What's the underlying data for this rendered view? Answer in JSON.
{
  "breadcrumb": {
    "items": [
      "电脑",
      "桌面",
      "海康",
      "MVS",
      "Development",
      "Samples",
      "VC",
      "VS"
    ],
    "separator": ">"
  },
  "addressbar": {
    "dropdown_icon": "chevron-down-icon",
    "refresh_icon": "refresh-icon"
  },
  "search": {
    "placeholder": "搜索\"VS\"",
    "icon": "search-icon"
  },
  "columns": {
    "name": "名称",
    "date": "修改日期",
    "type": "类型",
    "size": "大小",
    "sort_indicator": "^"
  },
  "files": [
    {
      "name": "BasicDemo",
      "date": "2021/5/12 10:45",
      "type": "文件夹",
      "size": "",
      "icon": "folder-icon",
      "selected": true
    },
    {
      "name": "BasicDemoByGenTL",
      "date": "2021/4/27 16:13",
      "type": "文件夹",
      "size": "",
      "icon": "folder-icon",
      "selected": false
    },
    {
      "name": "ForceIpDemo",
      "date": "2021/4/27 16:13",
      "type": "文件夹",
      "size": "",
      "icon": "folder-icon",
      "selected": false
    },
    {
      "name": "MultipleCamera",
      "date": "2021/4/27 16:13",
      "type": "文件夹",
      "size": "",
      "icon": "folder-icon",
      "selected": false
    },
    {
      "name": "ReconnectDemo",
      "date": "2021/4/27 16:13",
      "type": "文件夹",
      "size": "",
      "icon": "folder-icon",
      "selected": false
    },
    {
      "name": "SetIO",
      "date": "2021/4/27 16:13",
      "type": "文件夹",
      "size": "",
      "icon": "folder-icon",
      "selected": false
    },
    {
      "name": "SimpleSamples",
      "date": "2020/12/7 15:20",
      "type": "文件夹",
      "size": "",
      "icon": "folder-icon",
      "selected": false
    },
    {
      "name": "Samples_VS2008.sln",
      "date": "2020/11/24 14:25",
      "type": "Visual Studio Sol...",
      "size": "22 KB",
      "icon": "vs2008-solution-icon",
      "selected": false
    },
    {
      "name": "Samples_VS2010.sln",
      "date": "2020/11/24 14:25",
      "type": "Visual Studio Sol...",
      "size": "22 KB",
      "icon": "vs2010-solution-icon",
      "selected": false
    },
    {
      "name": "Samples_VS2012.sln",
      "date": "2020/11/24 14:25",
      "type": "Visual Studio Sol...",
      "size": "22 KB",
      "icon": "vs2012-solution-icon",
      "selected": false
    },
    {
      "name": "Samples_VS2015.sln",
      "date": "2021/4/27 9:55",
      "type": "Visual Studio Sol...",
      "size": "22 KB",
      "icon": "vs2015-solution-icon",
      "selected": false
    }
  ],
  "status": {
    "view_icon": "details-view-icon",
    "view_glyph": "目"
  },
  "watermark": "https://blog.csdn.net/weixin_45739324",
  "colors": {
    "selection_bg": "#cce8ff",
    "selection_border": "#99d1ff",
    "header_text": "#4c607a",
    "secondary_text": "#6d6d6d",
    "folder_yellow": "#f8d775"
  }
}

_ _ _ _ _ _ _

Written instruction
Write every record out again, unaltered.

The output
What's the underlying data for this rendered view? Answer in JSON.
{
  "breadcrumb": {
    "items": [
      "电脑",
      "桌面",
      "海康",
      "MVS",
      "Development",
      "Samples",
      "VC",
      "VS"
    ],
    "separator": ">"
  },
  "addressbar": {
    "dropdown_icon": "chevron-down-icon",
    "refresh_icon": "refresh-icon"
  },
  "search": {
    "placeholder": "搜索\"VS\"",
    "icon": "search-icon"
  },
  "columns": {
    "name": "名称",
    "date": "修改日期",
    "type": "类型",
    "size": "大小",
    "sort_indicator": "^"
  },
  "files": [
    {
      "name": "BasicDemo",
      "date": "2021/5/12 10:45",
      "type": "文件夹",
      "size": "",
      "icon": "folder-icon",
      "selected": true
    },
    {
      "name": "BasicDemoByGenTL",
      "date": "2021/4/27 16:13",
      "type": "文件夹",
      "size": "",
      "icon": "folder-icon",
      "selected": false
    },
    {
      "name": "ForceIpDemo",
      "date": "2021/4/27 16:13",
      "type": "文件夹",
      "size": "",
      "icon": "folder-icon",
      "selected": false
    },
    {
      "name": "MultipleCamera",
      "date": "2021/4/27 16:13",
      "type": "文件夹",
      "size": "",
      "icon": "folder-icon",
      "selected": false
    },
    {
      "name": "ReconnectDemo",
      "date": "2021/4/27 16:13",
      "type": "文件夹",
      "size": "",
      "icon": "folder-icon",
      "selected": false
    },
    {
      "name": "SetIO",
      "date": "2021/4/27 16:13",
      "type": "文件夹",
      "size": "",
      "icon": "folder-icon",
      "selected": false
    },
    {
      "name": "SimpleSamples",
      "date": "2020/12/7 15:20",
      "type": "文件夹",
      "size": "",
      "icon": "folder-icon",
      "selected": false
    },
    {
      "name": "Samples_VS2008.sln",
      "date": "2020/11/24 14:25",
      "type": "Visual Studio Sol...",
      "size": "22 KB",
      "icon": "vs2008-solution-icon",
      "selected": false
    },
    {
      "name": "Samples_VS2010.sln",
      "date": "2020/11/24 14:25",
      "type": "Visual Studio Sol...",
      "size": "22 KB",
      "icon": "vs2010-solution-icon",
      "selected": false
    },
    {
      "name": "Samples_VS2012.sln",
      "date": "2020/11/24 14:25",
      "type": "Visual Studio Sol...",
      "size": "22 KB",
      "icon": "vs2012-solution-icon",
      "selected": false
    },
    {
      "name": "Samples_VS2015.sln",
      "date": "2021/4/27 9:55",
      "type": "Visual Studio Sol...",
      "size": "22 KB",
      "icon": "vs2015-solution-icon",
      "selected": false
    }
  ],
  "status": {
    "view_icon": "details-view-icon",
    "view_glyph": "目"
  },
  "watermark": "https://blog.csdn.net/weixin_45739324",
  "colors": {
    "selection_bg": "#cce8ff",
    "selection_border": "#99d1ff",
    "header_text": "#4c607a",
    "secondary_text": "#6d6d6d",
    "folder_yellow": "#f8d775"
  }
}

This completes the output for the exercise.